■ **Problem description**:
Track down the lines that contain "Befolkningsutvecklingen" and copy them.

-- -- --

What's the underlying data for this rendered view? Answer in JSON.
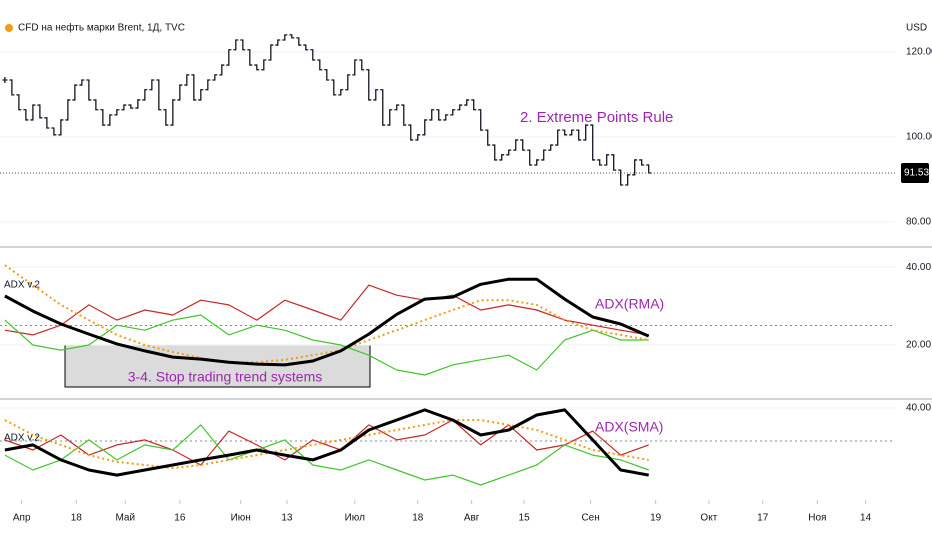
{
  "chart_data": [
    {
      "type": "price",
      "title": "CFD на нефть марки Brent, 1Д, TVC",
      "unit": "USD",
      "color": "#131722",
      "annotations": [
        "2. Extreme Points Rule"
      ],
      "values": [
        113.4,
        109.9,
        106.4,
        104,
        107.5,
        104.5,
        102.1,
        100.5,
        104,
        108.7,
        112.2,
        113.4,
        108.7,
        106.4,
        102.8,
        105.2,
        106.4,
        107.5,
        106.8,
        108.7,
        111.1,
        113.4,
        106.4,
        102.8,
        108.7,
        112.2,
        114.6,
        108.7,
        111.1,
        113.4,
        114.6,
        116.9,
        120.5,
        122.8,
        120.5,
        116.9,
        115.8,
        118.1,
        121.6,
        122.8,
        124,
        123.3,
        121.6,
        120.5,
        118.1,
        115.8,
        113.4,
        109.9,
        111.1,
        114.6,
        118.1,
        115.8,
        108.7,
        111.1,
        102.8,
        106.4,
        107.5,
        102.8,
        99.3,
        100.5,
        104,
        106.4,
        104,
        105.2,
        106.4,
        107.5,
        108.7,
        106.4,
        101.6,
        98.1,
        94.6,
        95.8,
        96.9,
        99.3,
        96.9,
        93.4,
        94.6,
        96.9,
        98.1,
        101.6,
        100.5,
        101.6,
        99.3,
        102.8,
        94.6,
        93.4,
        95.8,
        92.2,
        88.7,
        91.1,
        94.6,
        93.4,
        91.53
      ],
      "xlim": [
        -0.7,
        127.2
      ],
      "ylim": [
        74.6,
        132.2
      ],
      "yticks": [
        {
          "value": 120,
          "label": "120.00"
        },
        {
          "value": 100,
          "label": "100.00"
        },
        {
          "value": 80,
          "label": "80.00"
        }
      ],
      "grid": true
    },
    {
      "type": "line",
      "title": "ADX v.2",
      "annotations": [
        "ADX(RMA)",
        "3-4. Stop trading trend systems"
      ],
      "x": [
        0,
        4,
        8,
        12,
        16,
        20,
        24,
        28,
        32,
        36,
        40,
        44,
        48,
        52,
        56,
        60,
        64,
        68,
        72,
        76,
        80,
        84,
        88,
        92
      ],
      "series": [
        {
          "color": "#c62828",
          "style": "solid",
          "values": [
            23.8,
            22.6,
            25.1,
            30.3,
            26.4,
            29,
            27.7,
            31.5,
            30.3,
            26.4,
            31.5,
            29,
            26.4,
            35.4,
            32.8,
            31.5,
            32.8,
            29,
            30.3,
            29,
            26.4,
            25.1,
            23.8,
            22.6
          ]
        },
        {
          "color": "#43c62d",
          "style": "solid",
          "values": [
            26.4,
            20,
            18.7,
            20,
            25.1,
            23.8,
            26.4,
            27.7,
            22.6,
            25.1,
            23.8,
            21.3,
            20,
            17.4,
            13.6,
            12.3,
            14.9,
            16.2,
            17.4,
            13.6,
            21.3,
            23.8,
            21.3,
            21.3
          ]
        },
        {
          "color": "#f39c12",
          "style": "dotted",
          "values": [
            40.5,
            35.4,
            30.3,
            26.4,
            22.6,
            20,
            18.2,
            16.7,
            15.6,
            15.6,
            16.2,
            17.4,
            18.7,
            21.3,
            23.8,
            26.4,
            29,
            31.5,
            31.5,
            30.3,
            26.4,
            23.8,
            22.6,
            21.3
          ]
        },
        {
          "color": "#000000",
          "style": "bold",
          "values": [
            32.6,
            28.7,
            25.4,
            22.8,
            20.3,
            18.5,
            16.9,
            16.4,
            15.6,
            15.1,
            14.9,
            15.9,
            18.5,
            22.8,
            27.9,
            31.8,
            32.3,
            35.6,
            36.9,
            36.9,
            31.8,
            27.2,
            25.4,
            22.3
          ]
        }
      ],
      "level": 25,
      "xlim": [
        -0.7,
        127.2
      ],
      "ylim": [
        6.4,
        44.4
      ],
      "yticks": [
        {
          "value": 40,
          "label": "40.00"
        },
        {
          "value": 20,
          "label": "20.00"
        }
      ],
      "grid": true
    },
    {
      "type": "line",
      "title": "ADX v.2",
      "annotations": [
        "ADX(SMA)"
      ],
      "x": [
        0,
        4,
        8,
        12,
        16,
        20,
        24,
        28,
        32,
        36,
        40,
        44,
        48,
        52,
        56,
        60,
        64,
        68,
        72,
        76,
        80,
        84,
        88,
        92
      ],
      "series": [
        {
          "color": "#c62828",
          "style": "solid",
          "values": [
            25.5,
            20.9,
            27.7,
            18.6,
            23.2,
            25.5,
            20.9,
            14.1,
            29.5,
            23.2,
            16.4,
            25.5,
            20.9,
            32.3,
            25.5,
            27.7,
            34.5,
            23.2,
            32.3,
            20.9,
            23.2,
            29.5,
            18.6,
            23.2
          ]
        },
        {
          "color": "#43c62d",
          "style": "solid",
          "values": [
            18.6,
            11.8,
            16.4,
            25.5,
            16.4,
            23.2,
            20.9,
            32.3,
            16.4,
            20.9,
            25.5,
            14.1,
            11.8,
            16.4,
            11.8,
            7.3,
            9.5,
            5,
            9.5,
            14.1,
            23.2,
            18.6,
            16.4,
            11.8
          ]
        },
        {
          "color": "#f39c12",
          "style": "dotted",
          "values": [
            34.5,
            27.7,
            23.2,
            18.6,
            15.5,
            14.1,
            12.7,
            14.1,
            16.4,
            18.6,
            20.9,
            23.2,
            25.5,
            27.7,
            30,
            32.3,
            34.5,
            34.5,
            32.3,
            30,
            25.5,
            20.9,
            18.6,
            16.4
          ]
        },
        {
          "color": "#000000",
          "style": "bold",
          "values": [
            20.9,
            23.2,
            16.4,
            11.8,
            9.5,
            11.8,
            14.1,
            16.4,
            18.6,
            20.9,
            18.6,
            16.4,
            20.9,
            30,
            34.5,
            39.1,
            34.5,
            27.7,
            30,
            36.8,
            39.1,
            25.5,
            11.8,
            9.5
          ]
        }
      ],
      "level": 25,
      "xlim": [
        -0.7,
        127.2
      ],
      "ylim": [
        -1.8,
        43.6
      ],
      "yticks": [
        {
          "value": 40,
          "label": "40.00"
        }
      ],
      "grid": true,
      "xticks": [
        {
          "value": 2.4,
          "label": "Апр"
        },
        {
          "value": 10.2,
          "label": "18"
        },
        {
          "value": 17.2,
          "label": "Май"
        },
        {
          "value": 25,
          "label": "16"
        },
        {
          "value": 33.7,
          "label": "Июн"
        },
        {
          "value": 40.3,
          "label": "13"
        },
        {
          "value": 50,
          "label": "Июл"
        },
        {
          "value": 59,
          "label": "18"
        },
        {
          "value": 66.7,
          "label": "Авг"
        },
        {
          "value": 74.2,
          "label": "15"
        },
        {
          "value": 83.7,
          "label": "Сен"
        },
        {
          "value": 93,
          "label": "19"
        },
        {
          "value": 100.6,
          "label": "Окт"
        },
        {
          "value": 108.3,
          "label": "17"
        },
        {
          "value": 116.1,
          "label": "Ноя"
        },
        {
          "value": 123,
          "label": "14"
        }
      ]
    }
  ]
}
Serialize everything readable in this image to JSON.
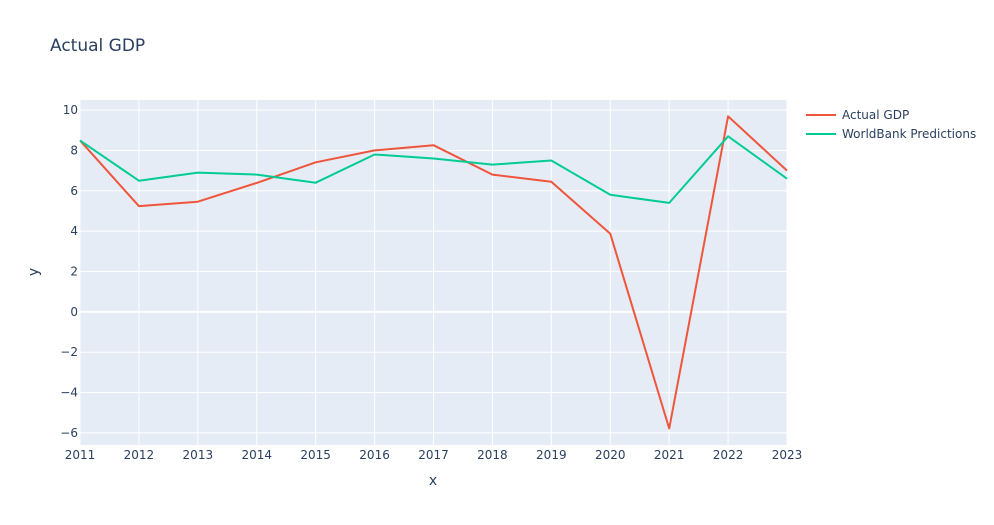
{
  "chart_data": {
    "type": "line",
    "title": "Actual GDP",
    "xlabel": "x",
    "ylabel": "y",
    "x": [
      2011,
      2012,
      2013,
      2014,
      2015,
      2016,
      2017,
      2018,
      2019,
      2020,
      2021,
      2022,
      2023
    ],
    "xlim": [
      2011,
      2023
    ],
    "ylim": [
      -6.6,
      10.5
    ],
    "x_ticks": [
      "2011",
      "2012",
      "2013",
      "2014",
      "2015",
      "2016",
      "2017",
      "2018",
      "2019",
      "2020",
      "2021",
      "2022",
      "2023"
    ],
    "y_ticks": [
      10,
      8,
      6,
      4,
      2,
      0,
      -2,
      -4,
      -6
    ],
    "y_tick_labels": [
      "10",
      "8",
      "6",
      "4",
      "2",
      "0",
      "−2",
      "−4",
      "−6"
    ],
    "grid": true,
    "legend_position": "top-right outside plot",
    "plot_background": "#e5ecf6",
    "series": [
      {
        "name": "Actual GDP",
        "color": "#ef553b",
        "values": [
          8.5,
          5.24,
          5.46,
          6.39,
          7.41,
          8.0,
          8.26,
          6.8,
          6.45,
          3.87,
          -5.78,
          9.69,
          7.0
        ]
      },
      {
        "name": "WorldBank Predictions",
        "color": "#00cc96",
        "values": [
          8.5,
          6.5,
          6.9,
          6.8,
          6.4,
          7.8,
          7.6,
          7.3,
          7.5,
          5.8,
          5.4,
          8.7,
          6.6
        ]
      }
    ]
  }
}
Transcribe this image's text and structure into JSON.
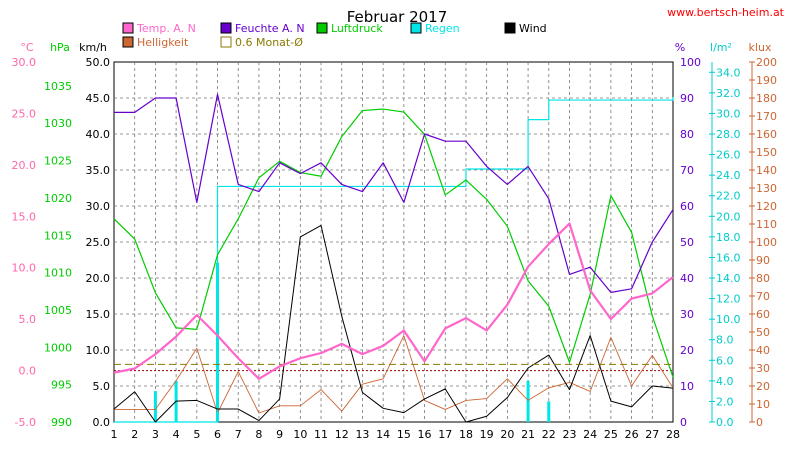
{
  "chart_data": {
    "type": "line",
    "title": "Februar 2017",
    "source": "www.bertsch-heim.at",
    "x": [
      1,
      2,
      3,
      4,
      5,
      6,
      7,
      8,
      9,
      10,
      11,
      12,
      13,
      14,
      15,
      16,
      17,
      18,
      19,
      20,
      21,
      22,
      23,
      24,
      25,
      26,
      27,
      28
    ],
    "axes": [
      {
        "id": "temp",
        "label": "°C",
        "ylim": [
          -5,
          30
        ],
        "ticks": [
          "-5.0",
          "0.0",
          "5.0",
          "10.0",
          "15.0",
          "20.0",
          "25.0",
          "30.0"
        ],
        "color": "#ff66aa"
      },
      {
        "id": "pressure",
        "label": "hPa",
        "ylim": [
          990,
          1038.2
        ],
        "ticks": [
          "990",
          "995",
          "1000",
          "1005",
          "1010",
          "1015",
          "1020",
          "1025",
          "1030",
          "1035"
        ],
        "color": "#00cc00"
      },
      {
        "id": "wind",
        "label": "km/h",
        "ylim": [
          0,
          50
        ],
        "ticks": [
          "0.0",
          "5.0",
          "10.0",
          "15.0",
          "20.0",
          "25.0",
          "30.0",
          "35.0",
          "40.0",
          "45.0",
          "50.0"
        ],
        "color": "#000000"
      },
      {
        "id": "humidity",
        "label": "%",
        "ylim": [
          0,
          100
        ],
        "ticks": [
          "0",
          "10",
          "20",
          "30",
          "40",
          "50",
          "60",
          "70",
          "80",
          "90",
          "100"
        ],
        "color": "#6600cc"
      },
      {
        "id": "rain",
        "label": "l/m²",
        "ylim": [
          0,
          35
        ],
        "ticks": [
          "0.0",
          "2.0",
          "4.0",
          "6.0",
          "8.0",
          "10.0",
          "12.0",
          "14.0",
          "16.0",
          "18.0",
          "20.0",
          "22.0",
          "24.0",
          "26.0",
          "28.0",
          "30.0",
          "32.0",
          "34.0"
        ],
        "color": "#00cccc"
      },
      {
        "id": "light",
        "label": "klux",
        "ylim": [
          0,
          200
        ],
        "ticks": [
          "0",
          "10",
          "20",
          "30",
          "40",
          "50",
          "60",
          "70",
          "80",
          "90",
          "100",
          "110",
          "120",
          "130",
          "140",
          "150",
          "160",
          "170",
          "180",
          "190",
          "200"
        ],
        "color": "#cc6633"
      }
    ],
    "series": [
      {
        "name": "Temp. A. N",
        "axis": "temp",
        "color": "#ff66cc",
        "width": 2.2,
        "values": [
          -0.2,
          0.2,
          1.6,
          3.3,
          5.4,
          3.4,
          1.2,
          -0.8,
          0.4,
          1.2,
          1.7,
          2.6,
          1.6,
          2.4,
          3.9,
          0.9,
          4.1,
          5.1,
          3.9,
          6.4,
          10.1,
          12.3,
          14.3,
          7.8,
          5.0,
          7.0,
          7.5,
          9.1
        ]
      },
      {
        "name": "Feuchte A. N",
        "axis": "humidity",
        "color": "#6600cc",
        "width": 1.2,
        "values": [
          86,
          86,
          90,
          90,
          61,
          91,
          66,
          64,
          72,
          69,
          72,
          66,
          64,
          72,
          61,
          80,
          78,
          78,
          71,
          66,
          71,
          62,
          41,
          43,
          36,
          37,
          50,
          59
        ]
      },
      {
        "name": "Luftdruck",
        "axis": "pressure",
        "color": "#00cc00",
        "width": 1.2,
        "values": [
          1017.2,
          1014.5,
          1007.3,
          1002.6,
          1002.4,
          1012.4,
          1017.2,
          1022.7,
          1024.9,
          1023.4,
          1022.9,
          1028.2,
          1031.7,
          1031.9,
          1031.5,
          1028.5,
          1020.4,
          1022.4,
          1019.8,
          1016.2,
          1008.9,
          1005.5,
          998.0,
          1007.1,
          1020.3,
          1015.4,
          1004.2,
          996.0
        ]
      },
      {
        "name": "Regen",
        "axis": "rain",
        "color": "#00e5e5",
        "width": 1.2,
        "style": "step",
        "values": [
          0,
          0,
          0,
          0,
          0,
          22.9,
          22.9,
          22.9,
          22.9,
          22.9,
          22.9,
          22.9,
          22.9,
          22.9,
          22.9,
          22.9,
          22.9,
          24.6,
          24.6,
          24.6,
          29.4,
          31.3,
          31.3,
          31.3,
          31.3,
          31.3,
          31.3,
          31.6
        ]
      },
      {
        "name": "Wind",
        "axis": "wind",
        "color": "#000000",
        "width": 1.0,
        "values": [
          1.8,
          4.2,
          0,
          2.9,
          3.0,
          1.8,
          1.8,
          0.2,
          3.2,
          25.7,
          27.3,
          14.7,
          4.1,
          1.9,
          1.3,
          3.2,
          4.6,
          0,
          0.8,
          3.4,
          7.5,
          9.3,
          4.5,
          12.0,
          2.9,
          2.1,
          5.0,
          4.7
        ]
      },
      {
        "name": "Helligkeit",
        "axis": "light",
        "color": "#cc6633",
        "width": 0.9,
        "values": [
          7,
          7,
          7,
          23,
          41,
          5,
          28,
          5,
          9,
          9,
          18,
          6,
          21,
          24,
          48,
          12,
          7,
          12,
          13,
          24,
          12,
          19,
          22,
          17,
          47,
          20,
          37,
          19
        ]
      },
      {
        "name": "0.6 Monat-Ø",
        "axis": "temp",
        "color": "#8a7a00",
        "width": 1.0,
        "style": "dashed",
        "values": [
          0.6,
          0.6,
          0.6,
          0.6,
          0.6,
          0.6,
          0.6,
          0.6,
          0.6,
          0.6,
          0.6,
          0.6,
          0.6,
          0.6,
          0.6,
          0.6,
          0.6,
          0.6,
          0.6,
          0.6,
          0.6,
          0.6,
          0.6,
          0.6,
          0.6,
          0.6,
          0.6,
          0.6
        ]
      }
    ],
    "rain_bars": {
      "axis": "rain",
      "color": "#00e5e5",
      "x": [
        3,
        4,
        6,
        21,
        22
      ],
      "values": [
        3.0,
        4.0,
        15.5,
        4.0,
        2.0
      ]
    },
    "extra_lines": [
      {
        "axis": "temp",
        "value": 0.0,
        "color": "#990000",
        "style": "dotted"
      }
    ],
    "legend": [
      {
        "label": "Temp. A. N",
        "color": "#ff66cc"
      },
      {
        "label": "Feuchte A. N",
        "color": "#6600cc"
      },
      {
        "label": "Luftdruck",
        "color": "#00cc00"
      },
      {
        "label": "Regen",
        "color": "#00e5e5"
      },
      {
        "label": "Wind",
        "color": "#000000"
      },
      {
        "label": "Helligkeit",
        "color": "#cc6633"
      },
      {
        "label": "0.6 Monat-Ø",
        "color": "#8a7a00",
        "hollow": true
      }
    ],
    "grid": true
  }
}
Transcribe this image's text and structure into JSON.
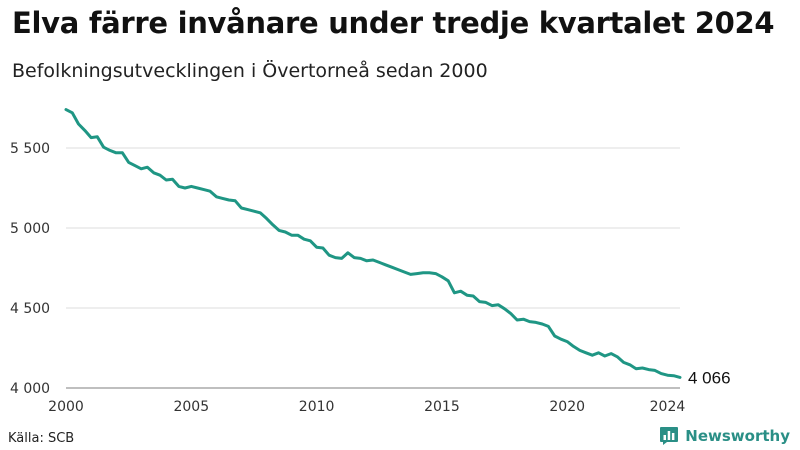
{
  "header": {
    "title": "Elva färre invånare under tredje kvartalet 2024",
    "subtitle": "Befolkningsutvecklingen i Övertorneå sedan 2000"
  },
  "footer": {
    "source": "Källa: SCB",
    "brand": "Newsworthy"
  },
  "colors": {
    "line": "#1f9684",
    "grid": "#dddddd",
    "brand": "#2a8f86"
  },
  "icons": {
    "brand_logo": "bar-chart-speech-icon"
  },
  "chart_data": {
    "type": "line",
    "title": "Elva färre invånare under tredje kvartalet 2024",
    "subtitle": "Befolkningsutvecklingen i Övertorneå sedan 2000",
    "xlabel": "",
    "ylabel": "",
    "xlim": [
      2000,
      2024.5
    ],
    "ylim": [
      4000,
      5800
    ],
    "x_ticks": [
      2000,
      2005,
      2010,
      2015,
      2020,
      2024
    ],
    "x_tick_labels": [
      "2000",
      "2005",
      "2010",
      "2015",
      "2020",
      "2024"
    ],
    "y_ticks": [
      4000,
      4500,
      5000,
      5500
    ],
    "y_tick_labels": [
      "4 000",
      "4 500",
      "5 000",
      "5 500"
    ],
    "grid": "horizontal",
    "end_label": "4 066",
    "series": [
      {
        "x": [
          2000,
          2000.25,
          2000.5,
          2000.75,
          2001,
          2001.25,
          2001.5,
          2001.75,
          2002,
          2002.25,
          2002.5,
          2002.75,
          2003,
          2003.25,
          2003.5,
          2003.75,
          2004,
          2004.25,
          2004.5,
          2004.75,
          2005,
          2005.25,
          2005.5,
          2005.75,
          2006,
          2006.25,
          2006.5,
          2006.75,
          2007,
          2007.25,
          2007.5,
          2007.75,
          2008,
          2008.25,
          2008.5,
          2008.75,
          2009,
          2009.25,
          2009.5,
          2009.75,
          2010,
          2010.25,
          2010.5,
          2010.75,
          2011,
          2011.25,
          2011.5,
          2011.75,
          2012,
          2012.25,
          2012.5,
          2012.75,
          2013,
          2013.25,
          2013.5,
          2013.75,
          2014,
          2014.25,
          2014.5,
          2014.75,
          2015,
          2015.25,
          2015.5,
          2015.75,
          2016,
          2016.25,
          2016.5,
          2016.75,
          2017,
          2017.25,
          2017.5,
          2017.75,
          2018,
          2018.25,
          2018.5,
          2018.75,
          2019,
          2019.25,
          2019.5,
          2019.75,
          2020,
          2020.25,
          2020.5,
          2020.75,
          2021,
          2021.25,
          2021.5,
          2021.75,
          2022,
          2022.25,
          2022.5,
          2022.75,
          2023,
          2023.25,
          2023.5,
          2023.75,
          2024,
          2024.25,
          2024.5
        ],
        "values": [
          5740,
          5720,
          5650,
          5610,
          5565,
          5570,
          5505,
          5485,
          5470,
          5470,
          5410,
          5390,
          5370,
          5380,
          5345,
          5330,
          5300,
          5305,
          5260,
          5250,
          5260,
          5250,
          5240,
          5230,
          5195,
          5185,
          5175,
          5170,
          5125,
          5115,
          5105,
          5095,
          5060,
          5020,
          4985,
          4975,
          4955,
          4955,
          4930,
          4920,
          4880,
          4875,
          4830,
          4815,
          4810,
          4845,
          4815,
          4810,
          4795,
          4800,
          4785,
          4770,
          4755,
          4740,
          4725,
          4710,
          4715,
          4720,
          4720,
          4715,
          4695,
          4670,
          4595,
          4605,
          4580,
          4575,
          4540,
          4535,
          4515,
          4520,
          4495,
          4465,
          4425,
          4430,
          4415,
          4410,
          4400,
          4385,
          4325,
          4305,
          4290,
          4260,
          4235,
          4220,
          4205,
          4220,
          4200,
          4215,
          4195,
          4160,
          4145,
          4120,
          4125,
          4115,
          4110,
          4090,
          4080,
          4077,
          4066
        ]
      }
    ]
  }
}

-- -- --

■ **Complete answer**:
    "subtitle": "Befolkningsutvecklingen i Övertorneå sedan 2000"
    "subtitle": "Befolkningsutvecklingen i Övertorneå sedan 2000",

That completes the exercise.